Extract all lines containing "horizontal".

• _MATERIAL SHOWN_
********
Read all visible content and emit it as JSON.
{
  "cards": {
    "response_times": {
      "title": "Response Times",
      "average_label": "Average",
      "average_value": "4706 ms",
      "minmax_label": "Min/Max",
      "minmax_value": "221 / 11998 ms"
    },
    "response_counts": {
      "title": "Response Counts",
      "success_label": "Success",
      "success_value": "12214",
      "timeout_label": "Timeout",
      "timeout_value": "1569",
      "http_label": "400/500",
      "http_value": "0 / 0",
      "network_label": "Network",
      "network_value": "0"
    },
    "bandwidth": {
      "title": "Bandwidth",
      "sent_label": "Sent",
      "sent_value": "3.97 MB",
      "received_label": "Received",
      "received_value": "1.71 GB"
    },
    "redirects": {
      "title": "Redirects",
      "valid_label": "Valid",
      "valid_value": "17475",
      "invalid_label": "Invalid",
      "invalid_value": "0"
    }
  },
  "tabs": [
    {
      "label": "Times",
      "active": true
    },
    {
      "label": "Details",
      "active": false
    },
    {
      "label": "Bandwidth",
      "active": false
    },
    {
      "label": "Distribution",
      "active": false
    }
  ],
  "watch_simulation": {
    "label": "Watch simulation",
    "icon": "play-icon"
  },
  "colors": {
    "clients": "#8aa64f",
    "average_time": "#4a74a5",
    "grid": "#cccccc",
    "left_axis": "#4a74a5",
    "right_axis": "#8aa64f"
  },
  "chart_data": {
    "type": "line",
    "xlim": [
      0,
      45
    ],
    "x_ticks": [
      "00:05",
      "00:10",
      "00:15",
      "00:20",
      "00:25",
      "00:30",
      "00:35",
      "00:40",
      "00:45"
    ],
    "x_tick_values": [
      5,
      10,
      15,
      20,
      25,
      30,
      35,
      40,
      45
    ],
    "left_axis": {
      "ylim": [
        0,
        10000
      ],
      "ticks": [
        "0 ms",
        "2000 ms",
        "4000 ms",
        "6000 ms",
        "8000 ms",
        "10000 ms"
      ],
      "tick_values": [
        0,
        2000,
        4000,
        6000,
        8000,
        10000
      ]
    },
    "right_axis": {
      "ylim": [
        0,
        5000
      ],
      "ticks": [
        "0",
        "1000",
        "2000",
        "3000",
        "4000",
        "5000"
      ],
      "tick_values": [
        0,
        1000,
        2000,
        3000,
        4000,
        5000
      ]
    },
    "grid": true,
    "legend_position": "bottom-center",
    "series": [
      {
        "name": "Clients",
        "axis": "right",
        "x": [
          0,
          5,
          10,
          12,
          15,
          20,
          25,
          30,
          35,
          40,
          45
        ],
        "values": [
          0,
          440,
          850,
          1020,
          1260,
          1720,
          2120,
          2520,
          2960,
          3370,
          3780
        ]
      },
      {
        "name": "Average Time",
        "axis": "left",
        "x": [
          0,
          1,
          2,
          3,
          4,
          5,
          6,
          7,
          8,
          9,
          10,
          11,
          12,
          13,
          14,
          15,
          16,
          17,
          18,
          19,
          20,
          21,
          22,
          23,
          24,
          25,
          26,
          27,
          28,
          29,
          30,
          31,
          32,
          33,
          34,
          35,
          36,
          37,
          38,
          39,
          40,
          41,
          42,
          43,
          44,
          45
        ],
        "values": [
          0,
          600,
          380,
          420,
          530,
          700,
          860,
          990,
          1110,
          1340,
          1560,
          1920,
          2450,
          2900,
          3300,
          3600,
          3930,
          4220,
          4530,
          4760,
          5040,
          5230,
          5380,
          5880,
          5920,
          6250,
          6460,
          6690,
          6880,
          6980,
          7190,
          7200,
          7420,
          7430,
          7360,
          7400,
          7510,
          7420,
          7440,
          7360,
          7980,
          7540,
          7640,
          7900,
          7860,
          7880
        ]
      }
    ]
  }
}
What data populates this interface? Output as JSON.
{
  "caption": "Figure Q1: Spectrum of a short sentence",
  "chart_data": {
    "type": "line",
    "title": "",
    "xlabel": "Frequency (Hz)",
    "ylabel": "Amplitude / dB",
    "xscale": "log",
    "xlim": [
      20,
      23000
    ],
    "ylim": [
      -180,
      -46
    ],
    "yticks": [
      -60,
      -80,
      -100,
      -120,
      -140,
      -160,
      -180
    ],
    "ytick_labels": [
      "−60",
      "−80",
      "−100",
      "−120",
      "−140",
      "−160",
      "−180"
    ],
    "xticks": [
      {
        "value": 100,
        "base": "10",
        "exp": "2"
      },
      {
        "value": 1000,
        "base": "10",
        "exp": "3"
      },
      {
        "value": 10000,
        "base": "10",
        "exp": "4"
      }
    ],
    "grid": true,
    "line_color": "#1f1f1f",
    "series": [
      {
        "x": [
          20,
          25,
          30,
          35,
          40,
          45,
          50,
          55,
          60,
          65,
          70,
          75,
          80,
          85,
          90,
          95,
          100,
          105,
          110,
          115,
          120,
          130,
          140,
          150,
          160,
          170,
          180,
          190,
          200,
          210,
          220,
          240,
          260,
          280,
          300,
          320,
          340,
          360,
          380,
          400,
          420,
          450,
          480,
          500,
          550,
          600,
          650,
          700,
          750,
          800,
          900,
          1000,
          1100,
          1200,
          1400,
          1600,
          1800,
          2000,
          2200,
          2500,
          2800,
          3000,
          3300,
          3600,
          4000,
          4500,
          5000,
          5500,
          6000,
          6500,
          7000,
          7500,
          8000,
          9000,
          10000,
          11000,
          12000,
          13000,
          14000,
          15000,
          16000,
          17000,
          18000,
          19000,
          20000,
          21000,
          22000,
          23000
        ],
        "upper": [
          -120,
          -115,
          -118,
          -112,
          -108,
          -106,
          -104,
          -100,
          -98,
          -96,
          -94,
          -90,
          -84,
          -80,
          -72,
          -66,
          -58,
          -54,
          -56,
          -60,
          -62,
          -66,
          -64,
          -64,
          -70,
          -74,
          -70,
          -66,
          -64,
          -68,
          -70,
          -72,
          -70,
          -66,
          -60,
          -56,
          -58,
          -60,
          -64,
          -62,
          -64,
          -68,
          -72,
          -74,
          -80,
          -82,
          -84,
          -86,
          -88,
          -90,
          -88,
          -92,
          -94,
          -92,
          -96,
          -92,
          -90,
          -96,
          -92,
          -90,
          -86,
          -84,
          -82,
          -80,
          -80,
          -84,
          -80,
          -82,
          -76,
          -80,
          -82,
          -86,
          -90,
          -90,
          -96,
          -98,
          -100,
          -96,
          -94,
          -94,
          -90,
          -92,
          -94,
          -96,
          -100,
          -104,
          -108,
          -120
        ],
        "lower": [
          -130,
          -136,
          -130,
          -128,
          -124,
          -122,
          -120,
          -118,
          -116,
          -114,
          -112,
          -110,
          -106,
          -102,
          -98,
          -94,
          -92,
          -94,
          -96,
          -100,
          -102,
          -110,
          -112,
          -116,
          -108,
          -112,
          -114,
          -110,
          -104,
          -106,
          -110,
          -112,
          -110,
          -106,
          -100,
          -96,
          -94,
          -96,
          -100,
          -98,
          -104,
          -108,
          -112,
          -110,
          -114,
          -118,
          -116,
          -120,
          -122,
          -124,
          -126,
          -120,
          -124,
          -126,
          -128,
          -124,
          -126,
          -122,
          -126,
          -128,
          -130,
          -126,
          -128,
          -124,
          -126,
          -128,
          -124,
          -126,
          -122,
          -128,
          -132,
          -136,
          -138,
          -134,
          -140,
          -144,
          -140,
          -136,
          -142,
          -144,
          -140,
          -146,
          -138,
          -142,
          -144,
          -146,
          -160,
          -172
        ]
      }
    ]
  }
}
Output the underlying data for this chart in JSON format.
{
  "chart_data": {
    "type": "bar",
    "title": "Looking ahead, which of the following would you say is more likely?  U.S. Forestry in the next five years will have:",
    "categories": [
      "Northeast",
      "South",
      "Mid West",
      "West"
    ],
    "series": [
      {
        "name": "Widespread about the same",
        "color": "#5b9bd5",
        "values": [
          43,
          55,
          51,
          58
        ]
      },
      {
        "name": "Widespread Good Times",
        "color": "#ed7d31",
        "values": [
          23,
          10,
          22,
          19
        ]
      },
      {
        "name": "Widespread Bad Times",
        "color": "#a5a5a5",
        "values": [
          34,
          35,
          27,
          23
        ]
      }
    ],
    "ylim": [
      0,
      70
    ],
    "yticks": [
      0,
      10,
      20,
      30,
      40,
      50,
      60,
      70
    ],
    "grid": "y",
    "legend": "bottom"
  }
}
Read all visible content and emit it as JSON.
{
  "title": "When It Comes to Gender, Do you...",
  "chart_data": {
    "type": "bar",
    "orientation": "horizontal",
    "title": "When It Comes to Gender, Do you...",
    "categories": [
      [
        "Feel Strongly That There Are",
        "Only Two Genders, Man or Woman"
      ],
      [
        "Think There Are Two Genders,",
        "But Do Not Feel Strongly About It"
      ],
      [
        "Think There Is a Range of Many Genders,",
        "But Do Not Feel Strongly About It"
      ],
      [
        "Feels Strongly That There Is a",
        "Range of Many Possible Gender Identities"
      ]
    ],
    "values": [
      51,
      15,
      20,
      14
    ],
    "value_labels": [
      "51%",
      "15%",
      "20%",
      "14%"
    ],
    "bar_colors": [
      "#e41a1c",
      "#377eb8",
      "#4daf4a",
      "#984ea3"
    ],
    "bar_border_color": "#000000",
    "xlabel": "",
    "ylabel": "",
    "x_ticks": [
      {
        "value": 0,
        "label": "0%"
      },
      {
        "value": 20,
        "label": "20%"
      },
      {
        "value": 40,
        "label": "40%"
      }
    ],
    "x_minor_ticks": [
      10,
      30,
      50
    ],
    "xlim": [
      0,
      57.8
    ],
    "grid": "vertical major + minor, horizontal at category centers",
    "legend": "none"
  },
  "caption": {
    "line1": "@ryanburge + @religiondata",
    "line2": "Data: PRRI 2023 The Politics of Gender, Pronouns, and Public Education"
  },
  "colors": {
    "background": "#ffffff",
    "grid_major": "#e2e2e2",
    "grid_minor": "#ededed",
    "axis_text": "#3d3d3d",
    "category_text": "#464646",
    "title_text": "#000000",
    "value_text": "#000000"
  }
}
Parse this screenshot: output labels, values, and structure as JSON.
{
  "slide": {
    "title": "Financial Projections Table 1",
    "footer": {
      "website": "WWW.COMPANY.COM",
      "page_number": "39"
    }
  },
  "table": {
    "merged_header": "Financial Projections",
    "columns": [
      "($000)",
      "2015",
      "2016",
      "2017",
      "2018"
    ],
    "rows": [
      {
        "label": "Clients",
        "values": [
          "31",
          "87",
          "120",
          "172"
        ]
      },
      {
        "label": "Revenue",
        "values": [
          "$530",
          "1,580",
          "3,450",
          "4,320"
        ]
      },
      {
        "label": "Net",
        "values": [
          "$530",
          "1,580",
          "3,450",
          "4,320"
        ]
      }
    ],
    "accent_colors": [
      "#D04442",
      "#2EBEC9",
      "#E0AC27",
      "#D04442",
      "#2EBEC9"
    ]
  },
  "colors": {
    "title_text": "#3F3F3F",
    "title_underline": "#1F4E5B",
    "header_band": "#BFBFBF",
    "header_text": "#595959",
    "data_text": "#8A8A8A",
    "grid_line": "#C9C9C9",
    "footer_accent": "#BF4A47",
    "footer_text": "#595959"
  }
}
********
• _FINISHED TASK_
    "orientation": "horizontal",
    "grid": "vertical major + minor, horizontal at category centers",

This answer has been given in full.